### TASK INPUT
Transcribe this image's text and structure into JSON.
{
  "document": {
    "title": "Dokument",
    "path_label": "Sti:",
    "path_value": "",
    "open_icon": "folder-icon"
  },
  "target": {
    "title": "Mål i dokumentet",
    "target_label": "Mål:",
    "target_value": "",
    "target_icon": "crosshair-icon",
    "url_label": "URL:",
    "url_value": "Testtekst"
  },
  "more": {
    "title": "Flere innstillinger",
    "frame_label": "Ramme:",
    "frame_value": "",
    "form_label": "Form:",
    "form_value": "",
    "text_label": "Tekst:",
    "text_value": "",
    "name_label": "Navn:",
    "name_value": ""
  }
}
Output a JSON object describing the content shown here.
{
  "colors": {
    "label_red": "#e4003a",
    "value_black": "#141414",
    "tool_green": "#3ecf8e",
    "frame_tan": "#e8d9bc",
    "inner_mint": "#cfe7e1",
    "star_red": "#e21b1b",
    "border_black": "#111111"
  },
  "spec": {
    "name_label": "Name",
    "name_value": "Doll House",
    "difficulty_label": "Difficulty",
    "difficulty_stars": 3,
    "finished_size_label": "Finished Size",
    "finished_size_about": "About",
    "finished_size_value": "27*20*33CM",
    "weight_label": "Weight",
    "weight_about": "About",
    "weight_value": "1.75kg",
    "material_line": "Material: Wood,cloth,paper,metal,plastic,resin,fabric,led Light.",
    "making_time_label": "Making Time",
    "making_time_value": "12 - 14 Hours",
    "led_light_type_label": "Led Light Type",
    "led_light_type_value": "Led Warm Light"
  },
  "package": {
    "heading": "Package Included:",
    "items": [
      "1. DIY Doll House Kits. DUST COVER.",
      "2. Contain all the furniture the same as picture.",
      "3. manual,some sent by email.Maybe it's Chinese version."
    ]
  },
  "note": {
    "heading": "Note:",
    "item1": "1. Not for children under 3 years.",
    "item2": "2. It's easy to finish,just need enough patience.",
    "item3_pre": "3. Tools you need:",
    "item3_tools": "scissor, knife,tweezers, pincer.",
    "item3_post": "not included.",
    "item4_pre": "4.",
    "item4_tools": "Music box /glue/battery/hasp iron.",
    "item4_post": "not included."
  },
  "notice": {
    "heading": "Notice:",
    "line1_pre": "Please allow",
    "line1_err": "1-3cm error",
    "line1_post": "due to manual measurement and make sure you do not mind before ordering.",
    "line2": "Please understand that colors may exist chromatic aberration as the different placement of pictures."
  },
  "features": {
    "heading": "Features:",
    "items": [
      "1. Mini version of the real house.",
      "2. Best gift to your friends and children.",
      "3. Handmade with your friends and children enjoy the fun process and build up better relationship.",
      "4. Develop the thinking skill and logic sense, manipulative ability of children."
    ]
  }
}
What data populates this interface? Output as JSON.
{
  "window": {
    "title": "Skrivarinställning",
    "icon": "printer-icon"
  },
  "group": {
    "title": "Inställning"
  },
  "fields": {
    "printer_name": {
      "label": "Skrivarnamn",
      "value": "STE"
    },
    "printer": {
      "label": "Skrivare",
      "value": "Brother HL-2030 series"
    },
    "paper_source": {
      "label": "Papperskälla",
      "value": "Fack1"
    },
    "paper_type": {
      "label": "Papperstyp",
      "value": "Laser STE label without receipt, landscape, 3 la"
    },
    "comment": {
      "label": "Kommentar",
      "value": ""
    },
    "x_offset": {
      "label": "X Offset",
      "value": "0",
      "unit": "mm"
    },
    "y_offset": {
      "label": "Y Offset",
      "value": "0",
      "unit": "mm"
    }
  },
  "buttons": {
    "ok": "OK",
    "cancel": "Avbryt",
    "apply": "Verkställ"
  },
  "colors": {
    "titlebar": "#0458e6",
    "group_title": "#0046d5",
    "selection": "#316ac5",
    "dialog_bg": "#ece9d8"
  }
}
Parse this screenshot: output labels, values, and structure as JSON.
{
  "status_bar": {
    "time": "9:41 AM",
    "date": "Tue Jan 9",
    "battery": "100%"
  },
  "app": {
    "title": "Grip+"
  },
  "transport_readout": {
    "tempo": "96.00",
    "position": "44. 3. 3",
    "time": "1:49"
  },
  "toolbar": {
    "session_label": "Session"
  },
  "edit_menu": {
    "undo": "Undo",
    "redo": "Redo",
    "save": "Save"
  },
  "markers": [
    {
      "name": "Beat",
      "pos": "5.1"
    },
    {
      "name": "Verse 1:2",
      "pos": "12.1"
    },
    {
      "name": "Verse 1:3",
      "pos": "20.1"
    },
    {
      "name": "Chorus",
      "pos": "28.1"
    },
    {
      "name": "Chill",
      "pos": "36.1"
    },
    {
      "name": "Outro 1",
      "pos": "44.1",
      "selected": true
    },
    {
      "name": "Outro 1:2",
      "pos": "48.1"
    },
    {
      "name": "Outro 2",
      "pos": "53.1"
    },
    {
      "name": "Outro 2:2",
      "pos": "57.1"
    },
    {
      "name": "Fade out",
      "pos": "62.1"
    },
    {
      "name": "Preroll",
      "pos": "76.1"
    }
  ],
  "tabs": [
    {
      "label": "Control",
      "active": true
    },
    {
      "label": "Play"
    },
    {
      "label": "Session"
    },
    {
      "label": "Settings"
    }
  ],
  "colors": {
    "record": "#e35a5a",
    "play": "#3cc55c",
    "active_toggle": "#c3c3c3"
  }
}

### PROBLEM TO SOLVE
Retype all the records, matching them exactly.

### FINAL RESULT
Transcribe this image's text and structure into JSON.
{
  "document": {
    "title": "Dokument",
    "path_label": "Sti:",
    "path_value": "",
    "open_icon": "folder-icon"
  },
  "target": {
    "title": "Mål i dokumentet",
    "target_label": "Mål:",
    "target_value": "",
    "target_icon": "crosshair-icon",
    "url_label": "URL:",
    "url_value": "Testtekst"
  },
  "more": {
    "title": "Flere innstillinger",
    "frame_label": "Ramme:",
    "frame_value": "",
    "form_label": "Form:",
    "form_value": "",
    "text_label": "Tekst:",
    "text_value": "",
    "name_label": "Navn:",
    "name_value": ""
  }
}
Output a JSON object describing the content shown here.
{
  "colors": {
    "label_red": "#e4003a",
    "value_black": "#141414",
    "tool_green": "#3ecf8e",
    "frame_tan": "#e8d9bc",
    "inner_mint": "#cfe7e1",
    "star_red": "#e21b1b",
    "border_black": "#111111"
  },
  "spec": {
    "name_label": "Name",
    "name_value": "Doll House",
    "difficulty_label": "Difficulty",
    "difficulty_stars": 3,
    "finished_size_label": "Finished Size",
    "finished_size_about": "About",
    "finished_size_value": "27*20*33CM",
    "weight_label": "Weight",
    "weight_about": "About",
    "weight_value": "1.75kg",
    "material_line": "Material: Wood,cloth,paper,metal,plastic,resin,fabric,led Light.",
    "making_time_label": "Making Time",
    "making_time_value": "12 - 14 Hours",
    "led_light_type_label": "Led Light Type",
    "led_light_type_value": "Led Warm Light"
  },
  "package": {
    "heading": "Package Included:",
    "items": [
      "1. DIY Doll House Kits. DUST COVER.",
      "2. Contain all the furniture the same as picture.",
      "3. manual,some sent by email.Maybe it's Chinese version."
    ]
  },
  "note": {
    "heading": "Note:",
    "item1": "1. Not for children under 3 years.",
    "item2": "2. It's easy to finish,just need enough patience.",
    "item3_pre": "3. Tools you need:",
    "item3_tools": "scissor, knife,tweezers, pincer.",
    "item3_post": "not included.",
    "item4_pre": "4.",
    "item4_tools": "Music box /glue/battery/hasp iron.",
    "item4_post": "not included."
  },
  "notice": {
    "heading": "Notice:",
    "line1_pre": "Please allow",
    "line1_err": "1-3cm error",
    "line1_post": "due to manual measurement and make sure you do not mind before ordering.",
    "line2": "Please understand that colors may exist chromatic aberration as the different placement of pictures."
  },
  "features": {
    "heading": "Features:",
    "items": [
      "1. Mini version of the real house.",
      "2. Best gift to your friends and children.",
      "3. Handmade with your friends and children enjoy the fun process and build up better relationship.",
      "4. Develop the thinking skill and logic sense, manipulative ability of children."
    ]
  }
}
What data populates this interface? Output as JSON.
{
  "window": {
    "title": "Skrivarinställning",
    "icon": "printer-icon"
  },
  "group": {
    "title": "Inställning"
  },
  "fields": {
    "printer_name": {
      "label": "Skrivarnamn",
      "value": "STE"
    },
    "printer": {
      "label": "Skrivare",
      "value": "Brother HL-2030 series"
    },
    "paper_source": {
      "label": "Papperskälla",
      "value": "Fack1"
    },
    "paper_type": {
      "label": "Papperstyp",
      "value": "Laser STE label without receipt, landscape, 3 la"
    },
    "comment": {
      "label": "Kommentar",
      "value": ""
    },
    "x_offset": {
      "label": "X Offset",
      "value": "0",
      "unit": "mm"
    },
    "y_offset": {
      "label": "Y Offset",
      "value": "0",
      "unit": "mm"
    }
  },
  "buttons": {
    "ok": "OK",
    "cancel": "Avbryt",
    "apply": "Verkställ"
  },
  "colors": {
    "titlebar": "#0458e6",
    "group_title": "#0046d5",
    "selection": "#316ac5",
    "dialog_bg": "#ece9d8"
  }
}
Parse this screenshot: output labels, values, and structure as JSON.
{
  "status_bar": {
    "time": "9:41 AM",
    "date": "Tue Jan 9",
    "battery": "100%"
  },
  "app": {
    "title": "Grip+"
  },
  "transport_readout": {
    "tempo": "96.00",
    "position": "44. 3. 3",
    "time": "1:49"
  },
  "toolbar": {
    "session_label": "Session"
  },
  "edit_menu": {
    "undo": "Undo",
    "redo": "Redo",
    "save": "Save"
  },
  "markers": [
    {
      "name": "Beat",
      "pos": "5.1"
    },
    {
      "name": "Verse 1:2",
      "pos": "12.1"
    },
    {
      "name": "Verse 1:3",
      "pos": "20.1"
    },
    {
      "name": "Chorus",
      "pos": "28.1"
    },
    {
      "name": "Chill",
      "pos": "36.1"
    },
    {
      "name": "Outro 1",
      "pos": "44.1",
      "selected": true
    },
    {
      "name": "Outro 1:2",
      "pos": "48.1"
    },
    {
      "name": "Outro 2",
      "pos": "53.1"
    },
    {
      "name": "Outro 2:2",
      "pos": "57.1"
    },
    {
      "name": "Fade out",
      "pos": "62.1"
    },
    {
      "name": "Preroll",
      "pos": "76.1"
    }
  ],
  "tabs": [
    {
      "label": "Control",
      "active": true
    },
    {
      "label": "Play"
    },
    {
      "label": "Session"
    },
    {
      "label": "Settings"
    }
  ],
  "colors": {
    "record": "#e35a5a",
    "play": "#3cc55c",
    "active_toggle": "#c3c3c3"
  }
}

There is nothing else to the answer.